* WRITTEN TASK *
Lines containing the word "name" are to be located and copied.

Structured figure records:
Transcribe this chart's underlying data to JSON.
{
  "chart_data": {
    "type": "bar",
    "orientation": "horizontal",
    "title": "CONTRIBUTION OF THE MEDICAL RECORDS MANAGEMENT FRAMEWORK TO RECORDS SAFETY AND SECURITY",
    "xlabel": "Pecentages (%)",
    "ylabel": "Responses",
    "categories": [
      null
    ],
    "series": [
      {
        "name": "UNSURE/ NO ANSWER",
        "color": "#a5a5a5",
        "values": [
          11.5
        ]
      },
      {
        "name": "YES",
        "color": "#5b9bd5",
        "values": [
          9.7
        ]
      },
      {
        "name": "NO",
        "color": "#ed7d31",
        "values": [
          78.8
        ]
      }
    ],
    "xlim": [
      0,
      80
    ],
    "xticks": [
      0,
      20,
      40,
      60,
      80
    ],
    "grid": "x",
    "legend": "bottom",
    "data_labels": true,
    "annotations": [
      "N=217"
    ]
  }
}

...

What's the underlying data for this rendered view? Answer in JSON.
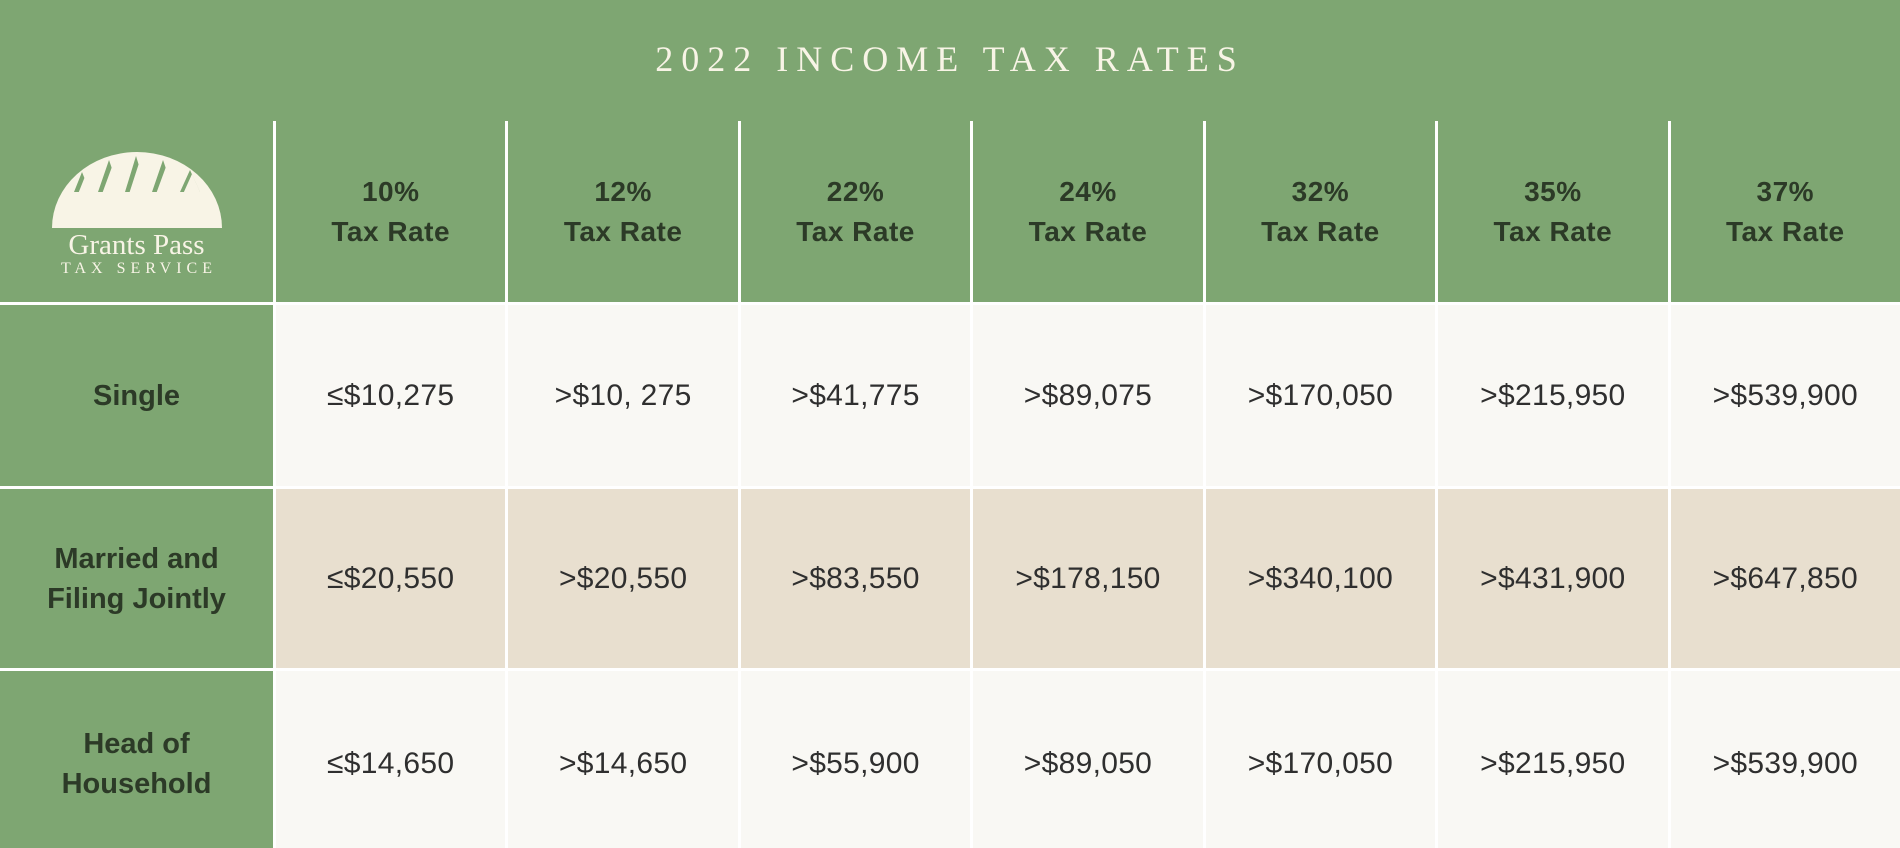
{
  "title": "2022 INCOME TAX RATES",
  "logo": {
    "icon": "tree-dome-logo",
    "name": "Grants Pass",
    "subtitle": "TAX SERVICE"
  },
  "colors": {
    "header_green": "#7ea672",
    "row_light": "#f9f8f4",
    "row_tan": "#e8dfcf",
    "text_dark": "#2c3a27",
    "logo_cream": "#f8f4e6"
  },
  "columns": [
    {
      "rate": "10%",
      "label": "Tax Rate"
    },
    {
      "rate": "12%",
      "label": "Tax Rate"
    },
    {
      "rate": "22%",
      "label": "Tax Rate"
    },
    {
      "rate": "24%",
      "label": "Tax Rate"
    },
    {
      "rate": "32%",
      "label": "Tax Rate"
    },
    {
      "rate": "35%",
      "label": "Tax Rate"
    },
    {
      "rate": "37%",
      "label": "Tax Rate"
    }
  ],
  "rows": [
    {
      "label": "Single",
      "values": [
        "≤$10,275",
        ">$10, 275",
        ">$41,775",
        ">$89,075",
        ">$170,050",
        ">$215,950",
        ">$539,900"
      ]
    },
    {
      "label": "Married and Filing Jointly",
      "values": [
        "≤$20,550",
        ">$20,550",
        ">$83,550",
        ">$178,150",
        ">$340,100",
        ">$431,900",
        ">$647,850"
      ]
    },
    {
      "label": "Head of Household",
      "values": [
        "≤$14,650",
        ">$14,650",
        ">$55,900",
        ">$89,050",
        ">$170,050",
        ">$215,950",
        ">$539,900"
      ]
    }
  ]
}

* REPLY TO THE EXERCISE *
        "name": "UNSURE/ NO ANSWER",
        "name": "YES",
        "name": "NO",
    "name": "Grants Pass",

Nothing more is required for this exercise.